The exercise: Copy every entry exactly as given, minus the images.
--- START OF Raw records ---
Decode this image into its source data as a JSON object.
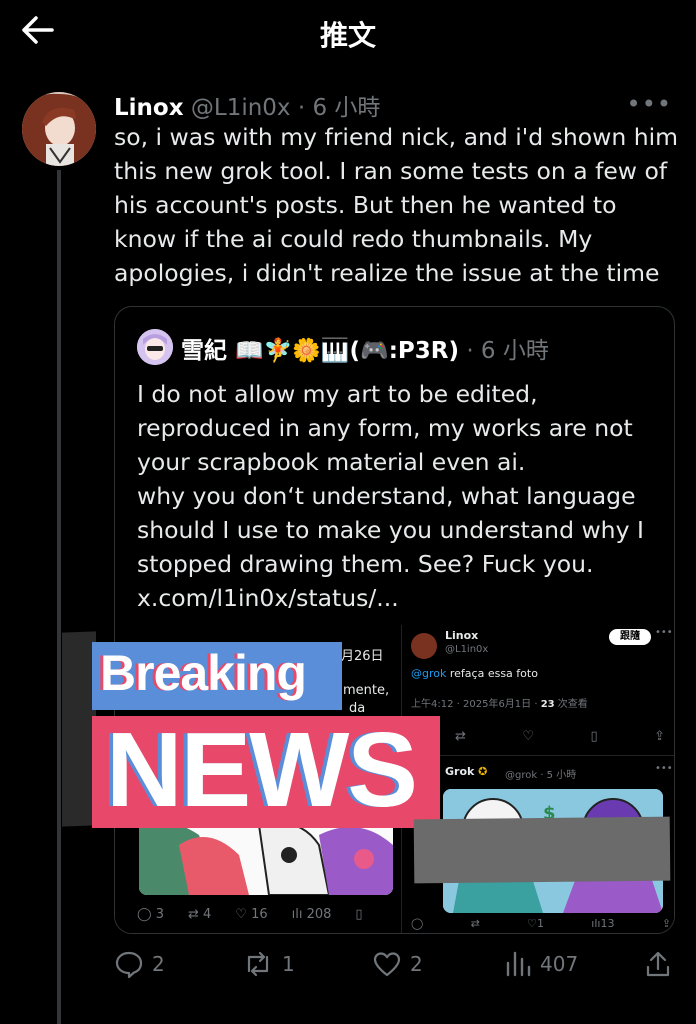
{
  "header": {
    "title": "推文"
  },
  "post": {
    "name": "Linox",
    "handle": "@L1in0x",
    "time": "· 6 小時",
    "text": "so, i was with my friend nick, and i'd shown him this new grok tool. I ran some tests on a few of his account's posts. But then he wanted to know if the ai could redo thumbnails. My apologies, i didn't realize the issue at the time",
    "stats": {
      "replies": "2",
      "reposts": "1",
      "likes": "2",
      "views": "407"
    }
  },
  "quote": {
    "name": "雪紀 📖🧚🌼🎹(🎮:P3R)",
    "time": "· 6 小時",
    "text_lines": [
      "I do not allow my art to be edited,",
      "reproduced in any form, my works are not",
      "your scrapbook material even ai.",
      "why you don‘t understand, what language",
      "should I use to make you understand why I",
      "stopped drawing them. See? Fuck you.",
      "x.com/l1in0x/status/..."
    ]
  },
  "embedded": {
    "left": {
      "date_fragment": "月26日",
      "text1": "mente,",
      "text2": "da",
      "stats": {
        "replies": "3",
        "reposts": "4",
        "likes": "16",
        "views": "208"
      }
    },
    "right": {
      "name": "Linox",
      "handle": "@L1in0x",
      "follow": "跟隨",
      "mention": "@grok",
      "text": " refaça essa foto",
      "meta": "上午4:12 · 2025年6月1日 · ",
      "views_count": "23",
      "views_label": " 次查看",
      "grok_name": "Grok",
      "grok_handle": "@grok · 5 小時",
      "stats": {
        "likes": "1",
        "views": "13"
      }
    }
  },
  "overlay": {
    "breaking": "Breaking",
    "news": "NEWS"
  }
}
--- END OF Raw records ---
Final answer:
Decode this image into its source data as a JSON object.
{
  "header": {
    "title": "推文"
  },
  "post": {
    "name": "Linox",
    "handle": "@L1in0x",
    "time": "· 6 小時",
    "text": "so, i was with my friend nick, and i'd shown him this new grok tool. I ran some tests on a few of his account's posts. But then he wanted to know if the ai could redo thumbnails. My apologies, i didn't realize the issue at the time",
    "stats": {
      "replies": "2",
      "reposts": "1",
      "likes": "2",
      "views": "407"
    }
  },
  "quote": {
    "name": "雪紀 📖🧚🌼🎹(🎮:P3R)",
    "time": "· 6 小時",
    "text_lines": [
      "I do not allow my art to be edited,",
      "reproduced in any form, my works are not",
      "your scrapbook material even ai.",
      "why you don‘t understand, what language",
      "should I use to make you understand why I",
      "stopped drawing them. See? Fuck you.",
      "x.com/l1in0x/status/..."
    ]
  },
  "embedded": {
    "left": {
      "date_fragment": "月26日",
      "text1": "mente,",
      "text2": "da",
      "stats": {
        "replies": "3",
        "reposts": "4",
        "likes": "16",
        "views": "208"
      }
    },
    "right": {
      "name": "Linox",
      "handle": "@L1in0x",
      "follow": "跟隨",
      "mention": "@grok",
      "text": " refaça essa foto",
      "meta": "上午4:12 · 2025年6月1日 · ",
      "views_count": "23",
      "views_label": " 次查看",
      "grok_name": "Grok",
      "grok_handle": "@grok · 5 小時",
      "stats": {
        "likes": "1",
        "views": "13"
      }
    }
  },
  "overlay": {
    "breaking": "Breaking",
    "news": "NEWS"
  }
}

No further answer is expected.